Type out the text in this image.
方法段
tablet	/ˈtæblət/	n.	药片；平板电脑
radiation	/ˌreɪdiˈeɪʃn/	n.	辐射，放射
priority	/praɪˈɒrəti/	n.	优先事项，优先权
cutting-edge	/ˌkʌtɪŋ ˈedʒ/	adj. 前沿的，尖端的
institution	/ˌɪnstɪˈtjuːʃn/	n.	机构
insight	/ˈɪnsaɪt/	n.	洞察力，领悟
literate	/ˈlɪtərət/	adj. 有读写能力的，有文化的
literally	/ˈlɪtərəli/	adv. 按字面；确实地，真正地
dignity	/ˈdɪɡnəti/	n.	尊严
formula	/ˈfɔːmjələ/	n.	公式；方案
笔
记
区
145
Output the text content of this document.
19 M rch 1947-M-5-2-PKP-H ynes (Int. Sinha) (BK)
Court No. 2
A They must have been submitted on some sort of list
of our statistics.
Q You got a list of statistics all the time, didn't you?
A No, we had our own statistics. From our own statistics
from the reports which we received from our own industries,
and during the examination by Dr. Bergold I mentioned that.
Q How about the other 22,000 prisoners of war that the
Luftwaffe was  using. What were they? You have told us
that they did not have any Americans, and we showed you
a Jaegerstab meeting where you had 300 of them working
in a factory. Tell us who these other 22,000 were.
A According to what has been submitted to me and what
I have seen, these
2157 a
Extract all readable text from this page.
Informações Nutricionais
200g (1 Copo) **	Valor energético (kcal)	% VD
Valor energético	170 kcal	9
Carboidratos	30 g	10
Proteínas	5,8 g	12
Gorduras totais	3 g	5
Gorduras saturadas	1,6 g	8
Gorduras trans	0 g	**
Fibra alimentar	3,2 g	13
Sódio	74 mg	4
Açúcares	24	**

· · · ·

WHAT YOU NEED TO DO: Each record must be returned exactly as it is written.

TASK RESULT:
Type out the text in this image.
方法段
tablet	/ˈtæblət/	n.	药片；平板电脑
radiation	/ˌreɪdiˈeɪʃn/	n.	辐射，放射
priority	/praɪˈɒrəti/	n.	优先事项，优先权
cutting-edge	/ˌkʌtɪŋ ˈedʒ/	adj. 前沿的，尖端的
institution	/ˌɪnstɪˈtjuːʃn/	n.	机构
insight	/ˈɪnsaɪt/	n.	洞察力，领悟
literate	/ˈlɪtərət/	adj. 有读写能力的，有文化的
literally	/ˈlɪtərəli/	adv. 按字面；确实地，真正地
dignity	/ˈdɪɡnəti/	n.	尊严
formula	/ˈfɔːmjələ/	n.	公式；方案
笔
记
区
145
Output the text content of this document.
19 M rch 1947-M-5-2-PKP-H ynes (Int. Sinha) (BK)
Court No. 2
A They must have been submitted on some sort of list
of our statistics.
Q You got a list of statistics all the time, didn't you?
A No, we had our own statistics. From our own statistics
from the reports which we received from our own industries,
and during the examination by Dr. Bergold I mentioned that.
Q How about the other 22,000 prisoners of war that the
Luftwaffe was  using. What were they? You have told us
that they did not have any Americans, and we showed you
a Jaegerstab meeting where you had 300 of them working
in a factory. Tell us who these other 22,000 were.
A According to what has been submitted to me and what
I have seen, these
2157 a
Extract all readable text from this page.
Informações Nutricionais
200g (1 Copo) **	Valor energético (kcal)	% VD
Valor energético	170 kcal	9
Carboidratos	30 g	10
Proteínas	5,8 g	12
Gorduras totais	3 g	5
Gorduras saturadas	1,6 g	8
Gorduras trans	0 g	**
Fibra alimentar	3,2 g	13
Sódio	74 mg	4
Açúcares	24	**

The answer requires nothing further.